What the task asks: Could you reproduce every entry that follows, exactly as shown?

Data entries
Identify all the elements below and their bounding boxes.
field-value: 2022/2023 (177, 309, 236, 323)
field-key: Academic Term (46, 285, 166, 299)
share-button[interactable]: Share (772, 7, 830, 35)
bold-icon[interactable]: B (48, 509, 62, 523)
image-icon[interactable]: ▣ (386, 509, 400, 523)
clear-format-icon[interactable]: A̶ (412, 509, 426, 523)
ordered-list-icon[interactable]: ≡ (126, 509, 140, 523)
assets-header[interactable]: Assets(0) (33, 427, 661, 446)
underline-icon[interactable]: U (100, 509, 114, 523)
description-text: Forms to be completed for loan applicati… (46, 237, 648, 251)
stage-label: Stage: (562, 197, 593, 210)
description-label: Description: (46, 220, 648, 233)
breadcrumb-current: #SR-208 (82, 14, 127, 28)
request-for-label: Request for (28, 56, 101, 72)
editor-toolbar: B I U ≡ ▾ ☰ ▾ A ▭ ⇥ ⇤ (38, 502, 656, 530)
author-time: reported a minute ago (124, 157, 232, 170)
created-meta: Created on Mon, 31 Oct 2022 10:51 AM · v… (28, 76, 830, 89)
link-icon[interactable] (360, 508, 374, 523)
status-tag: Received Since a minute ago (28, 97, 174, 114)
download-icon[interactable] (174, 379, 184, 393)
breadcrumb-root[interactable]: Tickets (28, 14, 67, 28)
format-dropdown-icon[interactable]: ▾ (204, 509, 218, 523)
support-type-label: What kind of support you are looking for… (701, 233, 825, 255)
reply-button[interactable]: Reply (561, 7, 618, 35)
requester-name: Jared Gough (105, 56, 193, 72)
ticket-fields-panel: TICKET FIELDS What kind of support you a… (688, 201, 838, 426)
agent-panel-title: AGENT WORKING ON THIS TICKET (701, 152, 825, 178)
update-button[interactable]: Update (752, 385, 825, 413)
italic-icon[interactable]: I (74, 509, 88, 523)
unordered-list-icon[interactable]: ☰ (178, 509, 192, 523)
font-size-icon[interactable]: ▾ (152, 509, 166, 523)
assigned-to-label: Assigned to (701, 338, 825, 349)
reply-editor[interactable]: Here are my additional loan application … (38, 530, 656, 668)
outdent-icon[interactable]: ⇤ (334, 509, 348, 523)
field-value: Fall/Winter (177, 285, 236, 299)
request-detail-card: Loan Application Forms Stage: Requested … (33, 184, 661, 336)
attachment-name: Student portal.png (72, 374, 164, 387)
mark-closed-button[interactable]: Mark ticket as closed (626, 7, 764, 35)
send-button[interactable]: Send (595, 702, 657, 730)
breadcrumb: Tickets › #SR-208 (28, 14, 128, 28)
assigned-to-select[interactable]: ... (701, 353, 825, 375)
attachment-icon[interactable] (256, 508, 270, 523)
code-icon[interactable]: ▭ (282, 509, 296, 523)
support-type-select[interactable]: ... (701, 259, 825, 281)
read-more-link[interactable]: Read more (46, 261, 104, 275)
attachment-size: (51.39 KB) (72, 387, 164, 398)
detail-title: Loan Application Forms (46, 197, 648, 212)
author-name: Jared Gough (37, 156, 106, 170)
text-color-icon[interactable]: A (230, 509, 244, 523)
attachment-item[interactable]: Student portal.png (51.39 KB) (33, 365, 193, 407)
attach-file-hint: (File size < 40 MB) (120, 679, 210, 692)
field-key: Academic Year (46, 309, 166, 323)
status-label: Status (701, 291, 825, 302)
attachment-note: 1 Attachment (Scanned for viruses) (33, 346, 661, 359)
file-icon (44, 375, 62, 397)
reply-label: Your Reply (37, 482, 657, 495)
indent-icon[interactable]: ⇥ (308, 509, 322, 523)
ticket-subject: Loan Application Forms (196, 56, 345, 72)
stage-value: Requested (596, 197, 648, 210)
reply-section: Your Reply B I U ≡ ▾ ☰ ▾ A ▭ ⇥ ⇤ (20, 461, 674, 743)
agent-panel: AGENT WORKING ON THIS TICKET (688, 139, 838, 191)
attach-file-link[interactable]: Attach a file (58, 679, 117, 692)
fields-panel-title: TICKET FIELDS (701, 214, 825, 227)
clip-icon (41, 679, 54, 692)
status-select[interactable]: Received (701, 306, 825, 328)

Expected output:
Identify all the elements below and their bounding boxes.
field-value: 2022/2023 (177, 309, 236, 323)
field-key: Academic Term (46, 285, 166, 299)
share-button[interactable]: Share (772, 7, 830, 35)
bold-icon[interactable]: B (48, 509, 62, 523)
image-icon[interactable]: ▣ (386, 509, 400, 523)
clear-format-icon[interactable]: A̶ (412, 509, 426, 523)
ordered-list-icon[interactable]: ≡ (126, 509, 140, 523)
assets-header[interactable]: Assets(0) (33, 427, 661, 446)
underline-icon[interactable]: U (100, 509, 114, 523)
description-text: Forms to be completed for loan applicati… (46, 237, 648, 251)
stage-label: Stage: (562, 197, 593, 210)
description-label: Description: (46, 220, 648, 233)
breadcrumb-current: #SR-208 (82, 14, 127, 28)
request-for-label: Request for (28, 56, 101, 72)
editor-toolbar: B I U ≡ ▾ ☰ ▾ A ▭ ⇥ ⇤ (38, 502, 656, 530)
author-time: reported a minute ago (124, 157, 232, 170)
created-meta: Created on Mon, 31 Oct 2022 10:51 AM · v… (28, 76, 830, 89)
link-icon[interactable] (360, 508, 374, 523)
status-tag: Received Since a minute ago (28, 97, 174, 114)
download-icon[interactable] (174, 379, 184, 393)
breadcrumb-root[interactable]: Tickets (28, 14, 67, 28)
format-dropdown-icon[interactable]: ▾ (204, 509, 218, 523)
support-type-label: What kind of support you are looking for… (701, 233, 825, 255)
reply-button[interactable]: Reply (561, 7, 618, 35)
requester-name: Jared Gough (105, 56, 193, 72)
ticket-fields-panel: TICKET FIELDS What kind of support you a… (688, 201, 838, 426)
agent-panel-title: AGENT WORKING ON THIS TICKET (701, 152, 825, 178)
update-button[interactable]: Update (752, 385, 825, 413)
italic-icon[interactable]: I (74, 509, 88, 523)
unordered-list-icon[interactable]: ☰ (178, 509, 192, 523)
font-size-icon[interactable]: ▾ (152, 509, 166, 523)
assigned-to-label: Assigned to (701, 338, 825, 349)
reply-editor[interactable]: Here are my additional loan application … (38, 530, 656, 668)
outdent-icon[interactable]: ⇤ (334, 509, 348, 523)
field-value: Fall/Winter (177, 285, 236, 299)
request-detail-card: Loan Application Forms Stage: Requested … (33, 184, 661, 336)
attachment-name: Student portal.png (72, 374, 164, 387)
mark-closed-button[interactable]: Mark ticket as closed (626, 7, 764, 35)
send-button[interactable]: Send (595, 702, 657, 730)
breadcrumb: Tickets › #SR-208 (28, 14, 128, 28)
assigned-to-select[interactable]: ... (701, 353, 825, 375)
attachment-icon[interactable] (256, 508, 270, 523)
code-icon[interactable]: ▭ (282, 509, 296, 523)
support-type-select[interactable]: ... (701, 259, 825, 281)
read-more-link[interactable]: Read more (46, 261, 104, 275)
attachment-size: (51.39 KB) (72, 387, 164, 398)
detail-title: Loan Application Forms (46, 197, 648, 212)
author-name: Jared Gough (37, 156, 106, 170)
text-color-icon[interactable]: A (230, 509, 244, 523)
attachment-item[interactable]: Student portal.png (51.39 KB) (33, 365, 193, 407)
attach-file-hint: (File size < 40 MB) (120, 679, 210, 692)
field-key: Academic Year (46, 309, 166, 323)
status-label: Status (701, 291, 825, 302)
attachment-note: 1 Attachment (Scanned for viruses) (33, 346, 661, 359)
file-icon (44, 375, 62, 397)
reply-label: Your Reply (37, 482, 657, 495)
indent-icon[interactable]: ⇥ (308, 509, 322, 523)
ticket-subject: Loan Application Forms (196, 56, 345, 72)
stage-value: Requested (596, 197, 648, 210)
reply-section: Your Reply B I U ≡ ▾ ☰ ▾ A ▭ ⇥ ⇤ (20, 461, 674, 743)
agent-panel: AGENT WORKING ON THIS TICKET (688, 139, 838, 191)
attach-file-link[interactable]: Attach a file (58, 679, 117, 692)
fields-panel-title: TICKET FIELDS (701, 214, 825, 227)
clip-icon (41, 679, 54, 692)
status-select[interactable]: Received (701, 306, 825, 328)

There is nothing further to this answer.